***** MATERIAL SHOWN

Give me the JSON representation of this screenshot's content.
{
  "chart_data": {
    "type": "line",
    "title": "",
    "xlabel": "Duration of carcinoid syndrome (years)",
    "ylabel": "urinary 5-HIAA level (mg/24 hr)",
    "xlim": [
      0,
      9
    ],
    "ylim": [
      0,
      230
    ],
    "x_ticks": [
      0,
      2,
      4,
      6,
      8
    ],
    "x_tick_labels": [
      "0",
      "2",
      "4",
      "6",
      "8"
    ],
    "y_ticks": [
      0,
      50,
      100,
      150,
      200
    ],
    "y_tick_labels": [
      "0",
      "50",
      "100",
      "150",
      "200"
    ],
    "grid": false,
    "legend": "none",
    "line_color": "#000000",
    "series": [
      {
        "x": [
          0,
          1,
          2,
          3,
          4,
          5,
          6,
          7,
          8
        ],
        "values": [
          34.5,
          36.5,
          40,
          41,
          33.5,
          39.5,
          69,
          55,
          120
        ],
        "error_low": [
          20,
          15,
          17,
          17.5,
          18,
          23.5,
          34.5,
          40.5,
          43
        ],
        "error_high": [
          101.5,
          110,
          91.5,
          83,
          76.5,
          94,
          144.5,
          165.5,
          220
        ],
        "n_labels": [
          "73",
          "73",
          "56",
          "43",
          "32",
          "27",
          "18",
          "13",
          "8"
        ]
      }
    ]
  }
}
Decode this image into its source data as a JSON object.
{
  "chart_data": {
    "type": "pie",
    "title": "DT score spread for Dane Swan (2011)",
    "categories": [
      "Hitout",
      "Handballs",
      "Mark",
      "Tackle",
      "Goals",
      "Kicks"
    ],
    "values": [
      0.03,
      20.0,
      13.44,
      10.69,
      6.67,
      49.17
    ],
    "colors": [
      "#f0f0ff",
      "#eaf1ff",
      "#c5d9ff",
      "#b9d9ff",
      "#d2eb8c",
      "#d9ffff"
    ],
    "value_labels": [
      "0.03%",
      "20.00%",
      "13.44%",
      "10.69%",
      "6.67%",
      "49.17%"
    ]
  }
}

**********

TASK: Without omitting anything, output the entries exactly.

RIGHT ANSWER:
Give me the JSON representation of this screenshot's content.
{
  "chart_data": {
    "type": "line",
    "title": "",
    "xlabel": "Duration of carcinoid syndrome (years)",
    "ylabel": "urinary 5-HIAA level (mg/24 hr)",
    "xlim": [
      0,
      9
    ],
    "ylim": [
      0,
      230
    ],
    "x_ticks": [
      0,
      2,
      4,
      6,
      8
    ],
    "x_tick_labels": [
      "0",
      "2",
      "4",
      "6",
      "8"
    ],
    "y_ticks": [
      0,
      50,
      100,
      150,
      200
    ],
    "y_tick_labels": [
      "0",
      "50",
      "100",
      "150",
      "200"
    ],
    "grid": false,
    "legend": "none",
    "line_color": "#000000",
    "series": [
      {
        "x": [
          0,
          1,
          2,
          3,
          4,
          5,
          6,
          7,
          8
        ],
        "values": [
          34.5,
          36.5,
          40,
          41,
          33.5,
          39.5,
          69,
          55,
          120
        ],
        "error_low": [
          20,
          15,
          17,
          17.5,
          18,
          23.5,
          34.5,
          40.5,
          43
        ],
        "error_high": [
          101.5,
          110,
          91.5,
          83,
          76.5,
          94,
          144.5,
          165.5,
          220
        ],
        "n_labels": [
          "73",
          "73",
          "56",
          "43",
          "32",
          "27",
          "18",
          "13",
          "8"
        ]
      }
    ]
  }
}
Decode this image into its source data as a JSON object.
{
  "chart_data": {
    "type": "pie",
    "title": "DT score spread for Dane Swan (2011)",
    "categories": [
      "Hitout",
      "Handballs",
      "Mark",
      "Tackle",
      "Goals",
      "Kicks"
    ],
    "values": [
      0.03,
      20.0,
      13.44,
      10.69,
      6.67,
      49.17
    ],
    "colors": [
      "#f0f0ff",
      "#eaf1ff",
      "#c5d9ff",
      "#b9d9ff",
      "#d2eb8c",
      "#d9ffff"
    ],
    "value_labels": [
      "0.03%",
      "20.00%",
      "13.44%",
      "10.69%",
      "6.67%",
      "49.17%"
    ]
  }
}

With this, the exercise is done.